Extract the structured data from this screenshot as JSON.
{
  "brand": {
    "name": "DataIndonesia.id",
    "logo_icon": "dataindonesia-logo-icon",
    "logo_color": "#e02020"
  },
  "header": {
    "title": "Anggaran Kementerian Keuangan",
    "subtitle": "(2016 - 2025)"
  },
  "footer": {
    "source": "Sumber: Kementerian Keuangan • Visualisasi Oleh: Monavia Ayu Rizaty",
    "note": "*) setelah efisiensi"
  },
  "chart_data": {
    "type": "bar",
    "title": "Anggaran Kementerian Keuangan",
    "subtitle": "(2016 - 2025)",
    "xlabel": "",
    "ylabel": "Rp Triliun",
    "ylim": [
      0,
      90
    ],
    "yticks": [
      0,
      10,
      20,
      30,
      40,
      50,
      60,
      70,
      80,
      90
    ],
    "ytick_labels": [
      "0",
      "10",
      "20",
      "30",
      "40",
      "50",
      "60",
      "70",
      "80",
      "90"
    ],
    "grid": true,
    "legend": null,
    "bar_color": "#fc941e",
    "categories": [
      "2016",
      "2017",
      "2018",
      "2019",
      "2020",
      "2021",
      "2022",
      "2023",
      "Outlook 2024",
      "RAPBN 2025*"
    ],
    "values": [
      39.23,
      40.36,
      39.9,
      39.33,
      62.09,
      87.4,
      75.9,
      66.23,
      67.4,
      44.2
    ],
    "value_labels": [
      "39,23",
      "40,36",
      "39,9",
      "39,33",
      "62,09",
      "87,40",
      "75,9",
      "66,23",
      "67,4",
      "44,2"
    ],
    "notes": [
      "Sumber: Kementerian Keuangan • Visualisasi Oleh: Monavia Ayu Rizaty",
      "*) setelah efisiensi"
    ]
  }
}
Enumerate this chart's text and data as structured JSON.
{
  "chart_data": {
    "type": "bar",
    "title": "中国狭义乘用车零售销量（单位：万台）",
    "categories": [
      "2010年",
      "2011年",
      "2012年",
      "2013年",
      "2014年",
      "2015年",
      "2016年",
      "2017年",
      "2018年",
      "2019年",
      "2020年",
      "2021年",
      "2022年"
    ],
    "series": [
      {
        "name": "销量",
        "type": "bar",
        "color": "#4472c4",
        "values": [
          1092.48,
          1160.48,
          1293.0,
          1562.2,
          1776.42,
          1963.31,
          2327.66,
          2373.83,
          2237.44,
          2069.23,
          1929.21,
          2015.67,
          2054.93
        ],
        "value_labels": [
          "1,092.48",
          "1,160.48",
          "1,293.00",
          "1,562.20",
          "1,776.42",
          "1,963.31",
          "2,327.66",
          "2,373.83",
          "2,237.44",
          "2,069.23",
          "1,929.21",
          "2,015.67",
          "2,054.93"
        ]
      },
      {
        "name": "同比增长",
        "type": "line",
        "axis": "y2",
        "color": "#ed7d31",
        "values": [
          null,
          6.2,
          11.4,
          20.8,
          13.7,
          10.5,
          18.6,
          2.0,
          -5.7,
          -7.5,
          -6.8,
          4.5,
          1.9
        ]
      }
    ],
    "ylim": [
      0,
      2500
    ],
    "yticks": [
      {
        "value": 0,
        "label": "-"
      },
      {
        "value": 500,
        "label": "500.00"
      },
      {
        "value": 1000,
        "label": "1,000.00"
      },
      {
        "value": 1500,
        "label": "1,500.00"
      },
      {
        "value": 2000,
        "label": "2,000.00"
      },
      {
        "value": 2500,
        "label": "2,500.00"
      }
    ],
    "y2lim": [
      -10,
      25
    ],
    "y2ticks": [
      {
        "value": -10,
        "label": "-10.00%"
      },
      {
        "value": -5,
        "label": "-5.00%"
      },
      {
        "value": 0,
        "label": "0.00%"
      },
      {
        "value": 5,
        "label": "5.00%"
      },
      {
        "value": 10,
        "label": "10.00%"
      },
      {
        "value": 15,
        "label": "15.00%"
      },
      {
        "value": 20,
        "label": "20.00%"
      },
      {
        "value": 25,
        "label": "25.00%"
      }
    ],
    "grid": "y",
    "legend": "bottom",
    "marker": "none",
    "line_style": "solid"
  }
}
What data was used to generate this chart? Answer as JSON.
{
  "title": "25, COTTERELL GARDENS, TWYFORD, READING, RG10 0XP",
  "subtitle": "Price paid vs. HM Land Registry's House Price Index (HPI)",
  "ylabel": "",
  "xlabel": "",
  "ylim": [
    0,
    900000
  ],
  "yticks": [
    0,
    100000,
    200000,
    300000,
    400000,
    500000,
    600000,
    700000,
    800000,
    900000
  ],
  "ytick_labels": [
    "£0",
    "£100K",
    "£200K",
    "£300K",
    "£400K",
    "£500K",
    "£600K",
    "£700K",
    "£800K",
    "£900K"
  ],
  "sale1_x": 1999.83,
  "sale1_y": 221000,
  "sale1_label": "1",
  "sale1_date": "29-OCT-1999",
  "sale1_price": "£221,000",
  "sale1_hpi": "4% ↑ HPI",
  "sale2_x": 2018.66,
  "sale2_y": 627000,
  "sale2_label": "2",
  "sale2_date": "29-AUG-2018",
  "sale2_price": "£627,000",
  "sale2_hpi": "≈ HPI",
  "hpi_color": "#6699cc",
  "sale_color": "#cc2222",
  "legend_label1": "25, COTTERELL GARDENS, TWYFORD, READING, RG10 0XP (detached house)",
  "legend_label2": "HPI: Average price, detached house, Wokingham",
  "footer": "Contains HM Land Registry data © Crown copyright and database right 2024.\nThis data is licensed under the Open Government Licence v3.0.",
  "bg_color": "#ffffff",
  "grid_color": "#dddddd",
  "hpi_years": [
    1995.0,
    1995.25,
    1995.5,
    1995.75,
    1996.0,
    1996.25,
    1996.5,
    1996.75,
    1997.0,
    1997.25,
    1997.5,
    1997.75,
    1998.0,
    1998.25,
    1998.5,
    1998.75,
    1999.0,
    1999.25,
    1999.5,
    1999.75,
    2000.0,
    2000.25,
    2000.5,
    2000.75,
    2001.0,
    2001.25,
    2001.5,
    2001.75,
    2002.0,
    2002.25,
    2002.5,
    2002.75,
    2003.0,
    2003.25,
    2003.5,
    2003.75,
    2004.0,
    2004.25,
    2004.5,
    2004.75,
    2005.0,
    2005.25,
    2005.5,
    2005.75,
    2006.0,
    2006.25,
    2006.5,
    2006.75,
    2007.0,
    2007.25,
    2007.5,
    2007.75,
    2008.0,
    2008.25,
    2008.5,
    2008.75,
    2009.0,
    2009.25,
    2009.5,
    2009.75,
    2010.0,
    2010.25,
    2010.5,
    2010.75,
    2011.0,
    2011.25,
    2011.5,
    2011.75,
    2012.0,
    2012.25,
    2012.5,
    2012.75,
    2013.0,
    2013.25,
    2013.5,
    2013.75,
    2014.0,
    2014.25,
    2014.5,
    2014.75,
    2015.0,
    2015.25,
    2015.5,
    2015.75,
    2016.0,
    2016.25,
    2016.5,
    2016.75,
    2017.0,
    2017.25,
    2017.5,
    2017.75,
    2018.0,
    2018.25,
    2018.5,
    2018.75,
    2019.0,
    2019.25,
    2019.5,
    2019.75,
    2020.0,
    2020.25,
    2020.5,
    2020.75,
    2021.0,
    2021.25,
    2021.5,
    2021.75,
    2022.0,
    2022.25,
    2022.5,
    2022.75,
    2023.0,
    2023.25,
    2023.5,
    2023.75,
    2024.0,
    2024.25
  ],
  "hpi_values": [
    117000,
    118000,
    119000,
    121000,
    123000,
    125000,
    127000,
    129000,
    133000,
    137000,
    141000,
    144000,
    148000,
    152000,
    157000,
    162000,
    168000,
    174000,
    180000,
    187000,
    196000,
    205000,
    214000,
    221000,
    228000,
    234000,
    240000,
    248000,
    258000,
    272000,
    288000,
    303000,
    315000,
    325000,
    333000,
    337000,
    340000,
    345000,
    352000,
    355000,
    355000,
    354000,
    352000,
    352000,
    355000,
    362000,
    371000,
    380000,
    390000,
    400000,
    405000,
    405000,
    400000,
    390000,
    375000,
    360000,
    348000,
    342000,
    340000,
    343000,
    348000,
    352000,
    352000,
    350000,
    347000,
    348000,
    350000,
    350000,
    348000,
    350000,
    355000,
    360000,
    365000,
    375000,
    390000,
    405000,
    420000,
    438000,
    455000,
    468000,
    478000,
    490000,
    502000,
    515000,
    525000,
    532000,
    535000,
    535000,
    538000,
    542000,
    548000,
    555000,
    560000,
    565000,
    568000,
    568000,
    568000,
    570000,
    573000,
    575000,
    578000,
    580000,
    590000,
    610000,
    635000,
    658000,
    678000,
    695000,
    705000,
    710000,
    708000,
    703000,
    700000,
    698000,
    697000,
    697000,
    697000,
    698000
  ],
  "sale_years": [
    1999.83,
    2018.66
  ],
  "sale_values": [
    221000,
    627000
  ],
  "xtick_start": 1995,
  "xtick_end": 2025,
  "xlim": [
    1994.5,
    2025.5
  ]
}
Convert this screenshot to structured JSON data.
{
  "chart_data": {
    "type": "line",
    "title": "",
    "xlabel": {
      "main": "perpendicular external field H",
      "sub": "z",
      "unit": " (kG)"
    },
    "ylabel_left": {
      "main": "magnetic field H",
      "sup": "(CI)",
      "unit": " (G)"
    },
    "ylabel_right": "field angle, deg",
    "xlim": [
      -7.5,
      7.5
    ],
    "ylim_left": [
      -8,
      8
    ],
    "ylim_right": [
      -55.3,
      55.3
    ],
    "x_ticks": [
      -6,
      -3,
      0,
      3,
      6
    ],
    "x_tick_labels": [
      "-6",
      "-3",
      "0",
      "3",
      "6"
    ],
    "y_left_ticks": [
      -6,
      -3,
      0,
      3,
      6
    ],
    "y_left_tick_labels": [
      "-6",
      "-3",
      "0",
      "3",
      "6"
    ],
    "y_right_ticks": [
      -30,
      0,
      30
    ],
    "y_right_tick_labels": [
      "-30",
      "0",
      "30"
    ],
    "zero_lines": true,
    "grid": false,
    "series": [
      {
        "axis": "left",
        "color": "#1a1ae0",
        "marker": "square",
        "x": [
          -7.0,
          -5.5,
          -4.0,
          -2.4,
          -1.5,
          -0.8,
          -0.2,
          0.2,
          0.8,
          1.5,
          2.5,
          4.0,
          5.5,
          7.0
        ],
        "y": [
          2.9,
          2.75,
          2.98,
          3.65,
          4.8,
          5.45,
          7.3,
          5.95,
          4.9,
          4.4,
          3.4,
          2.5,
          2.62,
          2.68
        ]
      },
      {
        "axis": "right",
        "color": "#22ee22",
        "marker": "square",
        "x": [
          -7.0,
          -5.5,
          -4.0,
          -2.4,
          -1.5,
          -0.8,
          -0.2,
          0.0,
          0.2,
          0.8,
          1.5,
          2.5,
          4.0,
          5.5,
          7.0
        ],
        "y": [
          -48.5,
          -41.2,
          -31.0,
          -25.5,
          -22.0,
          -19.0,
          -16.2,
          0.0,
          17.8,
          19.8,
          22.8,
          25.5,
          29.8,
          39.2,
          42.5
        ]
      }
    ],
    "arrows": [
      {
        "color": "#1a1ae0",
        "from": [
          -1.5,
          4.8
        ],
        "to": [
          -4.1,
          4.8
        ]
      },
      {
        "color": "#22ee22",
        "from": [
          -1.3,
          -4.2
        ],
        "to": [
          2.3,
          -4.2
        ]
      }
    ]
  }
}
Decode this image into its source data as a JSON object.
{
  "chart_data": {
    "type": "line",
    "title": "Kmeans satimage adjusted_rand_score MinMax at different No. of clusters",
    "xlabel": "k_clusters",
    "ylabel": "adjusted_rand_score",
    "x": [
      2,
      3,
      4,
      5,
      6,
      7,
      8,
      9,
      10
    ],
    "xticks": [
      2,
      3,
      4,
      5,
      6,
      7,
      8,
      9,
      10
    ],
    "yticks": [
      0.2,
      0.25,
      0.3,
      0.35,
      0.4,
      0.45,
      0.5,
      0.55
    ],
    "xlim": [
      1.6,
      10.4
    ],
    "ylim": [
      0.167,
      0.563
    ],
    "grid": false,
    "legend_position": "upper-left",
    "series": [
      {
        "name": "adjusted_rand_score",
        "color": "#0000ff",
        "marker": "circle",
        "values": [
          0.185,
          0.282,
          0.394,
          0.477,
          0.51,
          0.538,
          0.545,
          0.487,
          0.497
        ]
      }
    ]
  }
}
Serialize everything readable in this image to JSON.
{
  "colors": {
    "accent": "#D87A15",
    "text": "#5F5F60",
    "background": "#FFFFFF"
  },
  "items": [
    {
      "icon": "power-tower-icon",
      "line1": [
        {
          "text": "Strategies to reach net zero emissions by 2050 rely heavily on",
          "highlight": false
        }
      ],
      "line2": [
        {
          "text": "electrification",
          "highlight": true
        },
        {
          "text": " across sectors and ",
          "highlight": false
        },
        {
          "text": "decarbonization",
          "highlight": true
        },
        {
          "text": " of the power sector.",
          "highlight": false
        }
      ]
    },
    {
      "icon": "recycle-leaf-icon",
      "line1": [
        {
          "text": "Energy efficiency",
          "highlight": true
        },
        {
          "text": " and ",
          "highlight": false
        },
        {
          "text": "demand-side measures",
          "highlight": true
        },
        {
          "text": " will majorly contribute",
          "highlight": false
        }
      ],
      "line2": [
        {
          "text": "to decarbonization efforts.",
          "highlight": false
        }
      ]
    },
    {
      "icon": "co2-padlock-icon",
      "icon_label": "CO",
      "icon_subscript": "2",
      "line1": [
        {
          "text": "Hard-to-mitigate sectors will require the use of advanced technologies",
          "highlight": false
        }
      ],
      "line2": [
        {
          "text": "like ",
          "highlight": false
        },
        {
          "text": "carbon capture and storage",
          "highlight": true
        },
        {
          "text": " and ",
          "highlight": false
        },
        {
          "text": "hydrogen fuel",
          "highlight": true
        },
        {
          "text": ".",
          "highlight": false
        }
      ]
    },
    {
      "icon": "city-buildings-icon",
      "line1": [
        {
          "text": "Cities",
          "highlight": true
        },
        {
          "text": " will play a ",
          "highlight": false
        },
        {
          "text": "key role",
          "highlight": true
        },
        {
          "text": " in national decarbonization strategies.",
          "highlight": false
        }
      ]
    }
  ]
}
================================
_Exercise requirements_
Where a line contains "will", copy that line.

_Finished exercise_
          "text": " will majorly contribute",
          "text": "Hard-to-mitigate sectors will require the use of advanced technologies",
          "text": " will play a ",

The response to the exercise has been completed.